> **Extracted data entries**
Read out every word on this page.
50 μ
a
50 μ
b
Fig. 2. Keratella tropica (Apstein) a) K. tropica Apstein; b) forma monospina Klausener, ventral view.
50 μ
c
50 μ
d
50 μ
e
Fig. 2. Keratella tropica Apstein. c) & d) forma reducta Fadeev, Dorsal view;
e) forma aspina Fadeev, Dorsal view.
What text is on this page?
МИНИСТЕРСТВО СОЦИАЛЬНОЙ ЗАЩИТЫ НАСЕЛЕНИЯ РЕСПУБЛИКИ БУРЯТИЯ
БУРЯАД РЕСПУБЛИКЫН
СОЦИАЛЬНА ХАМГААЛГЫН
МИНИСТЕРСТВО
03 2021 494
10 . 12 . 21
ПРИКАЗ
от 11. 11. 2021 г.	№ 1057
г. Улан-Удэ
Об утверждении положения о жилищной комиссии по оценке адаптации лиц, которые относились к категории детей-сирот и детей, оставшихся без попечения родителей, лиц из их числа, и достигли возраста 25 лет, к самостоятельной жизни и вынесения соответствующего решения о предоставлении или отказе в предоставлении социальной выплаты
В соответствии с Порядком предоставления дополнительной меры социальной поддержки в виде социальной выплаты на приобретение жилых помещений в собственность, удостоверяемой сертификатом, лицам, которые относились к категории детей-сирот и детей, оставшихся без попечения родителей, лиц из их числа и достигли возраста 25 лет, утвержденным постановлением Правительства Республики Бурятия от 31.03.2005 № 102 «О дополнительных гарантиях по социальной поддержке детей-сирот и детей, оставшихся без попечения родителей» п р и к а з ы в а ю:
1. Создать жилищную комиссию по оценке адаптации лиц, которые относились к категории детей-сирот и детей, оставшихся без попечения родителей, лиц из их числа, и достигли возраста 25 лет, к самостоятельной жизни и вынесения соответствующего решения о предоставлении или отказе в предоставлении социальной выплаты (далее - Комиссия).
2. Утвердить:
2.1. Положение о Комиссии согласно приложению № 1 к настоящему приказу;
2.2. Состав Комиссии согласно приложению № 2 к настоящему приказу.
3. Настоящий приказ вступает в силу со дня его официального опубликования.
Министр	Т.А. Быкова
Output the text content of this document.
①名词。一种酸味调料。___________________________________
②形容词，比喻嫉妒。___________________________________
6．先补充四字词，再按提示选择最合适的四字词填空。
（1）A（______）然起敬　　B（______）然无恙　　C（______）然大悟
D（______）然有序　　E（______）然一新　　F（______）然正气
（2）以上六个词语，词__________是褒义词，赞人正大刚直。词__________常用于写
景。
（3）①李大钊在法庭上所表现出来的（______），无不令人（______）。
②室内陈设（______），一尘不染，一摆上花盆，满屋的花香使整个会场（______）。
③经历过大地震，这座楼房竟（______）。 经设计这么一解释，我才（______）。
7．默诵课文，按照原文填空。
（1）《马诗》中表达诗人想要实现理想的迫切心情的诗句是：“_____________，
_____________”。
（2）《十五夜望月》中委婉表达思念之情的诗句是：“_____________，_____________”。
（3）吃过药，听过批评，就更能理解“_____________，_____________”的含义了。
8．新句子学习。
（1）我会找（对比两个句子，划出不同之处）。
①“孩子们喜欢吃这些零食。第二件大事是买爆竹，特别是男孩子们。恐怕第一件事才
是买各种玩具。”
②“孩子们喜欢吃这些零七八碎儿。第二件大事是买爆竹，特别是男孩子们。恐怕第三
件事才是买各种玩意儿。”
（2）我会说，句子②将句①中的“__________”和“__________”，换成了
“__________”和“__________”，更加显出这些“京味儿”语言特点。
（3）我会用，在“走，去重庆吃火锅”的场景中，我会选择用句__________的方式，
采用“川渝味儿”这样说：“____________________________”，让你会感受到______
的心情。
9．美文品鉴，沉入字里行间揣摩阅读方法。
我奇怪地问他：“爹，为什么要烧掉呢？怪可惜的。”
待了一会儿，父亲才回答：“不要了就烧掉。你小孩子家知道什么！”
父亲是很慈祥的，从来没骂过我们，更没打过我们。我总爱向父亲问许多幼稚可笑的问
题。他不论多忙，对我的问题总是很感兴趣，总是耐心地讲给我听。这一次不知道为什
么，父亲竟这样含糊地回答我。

> **Do this**
Search the preceding listing for "Dorsal" and extract every line where it is found.

> **Response**
Fig. 2. Keratella tropica Apstein. c) & d) forma reducta Fadeev, Dorsal view;
e) forma aspina Fadeev, Dorsal view.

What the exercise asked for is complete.